# start of Provided material

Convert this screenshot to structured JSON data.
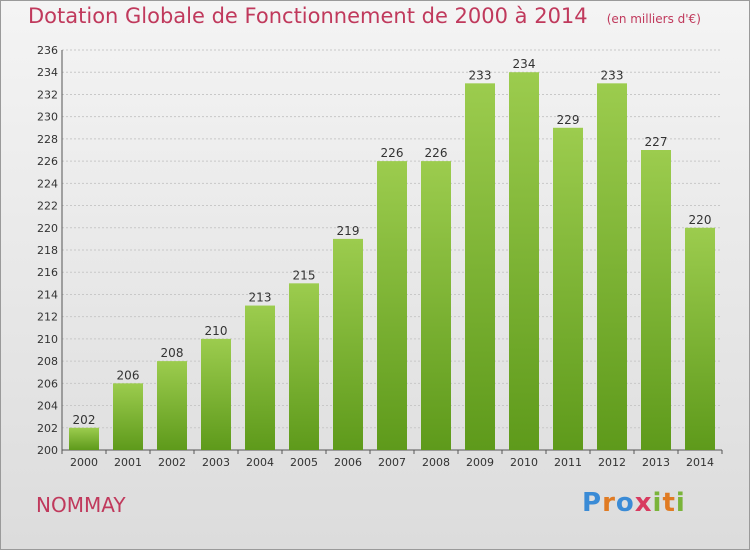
{
  "header": {
    "title": "Dotation Globale de Fonctionnement de 2000 à 2014",
    "subtitle": "(en milliers d'€)"
  },
  "commune": "NOMMAY",
  "logo": "Proxiti",
  "colors": {
    "bar_light": "#9ccc4e",
    "bar_dark": "#5e9a1b",
    "title": "#c0395c",
    "grid": "#c8c8c8",
    "text": "#333333"
  },
  "chart_data": {
    "type": "bar",
    "title": "Dotation Globale de Fonctionnement de 2000 à 2014",
    "subtitle": "(en milliers d'€)",
    "categories": [
      "2000",
      "2001",
      "2002",
      "2003",
      "2004",
      "2005",
      "2006",
      "2007",
      "2008",
      "2009",
      "2010",
      "2011",
      "2012",
      "2013",
      "2014"
    ],
    "values": [
      202,
      206,
      208,
      210,
      213,
      215,
      219,
      226,
      226,
      233,
      234,
      229,
      233,
      227,
      220
    ],
    "ylim": [
      200,
      236
    ],
    "yticks": [
      200,
      202,
      204,
      206,
      208,
      210,
      212,
      214,
      216,
      218,
      220,
      222,
      224,
      226,
      228,
      230,
      232,
      234,
      236
    ],
    "grid": true,
    "data_labels": true
  }
}
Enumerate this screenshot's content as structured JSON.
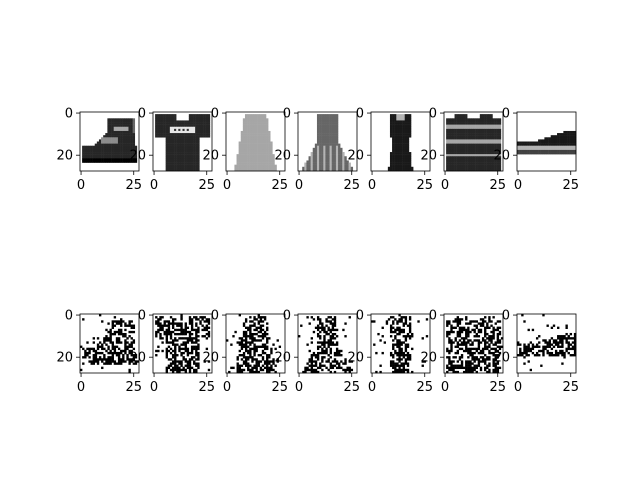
{
  "figure": {
    "rows": [
      {
        "kind": "original",
        "panels": [
          {
            "content": "ankle-boot"
          },
          {
            "content": "t-shirt"
          },
          {
            "content": "dress"
          },
          {
            "content": "dress"
          },
          {
            "content": "dress"
          },
          {
            "content": "pullover"
          },
          {
            "content": "sneaker"
          }
        ]
      },
      {
        "kind": "noisy-reconstruction",
        "panels": [
          {
            "content": "noisy-ankle-boot"
          },
          {
            "content": "noisy-t-shirt"
          },
          {
            "content": "noisy-dress"
          },
          {
            "content": "noisy-dress"
          },
          {
            "content": "noisy-dress"
          },
          {
            "content": "noisy-pullover"
          },
          {
            "content": "noisy-sneaker"
          }
        ]
      }
    ],
    "xticks": [
      "0",
      "25"
    ],
    "yticks": [
      "0",
      "20"
    ],
    "colormap": "gray_r",
    "colors": {
      "pixel_dark": "#000000",
      "background": "#ffffff",
      "axes": "#000000"
    }
  }
}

# end of Provided material

Copy every line in the listing above where the string "subtitle" turns up.

    "subtitle": "(en milliers d'€)"
    "subtitle": "(en milliers d'€)",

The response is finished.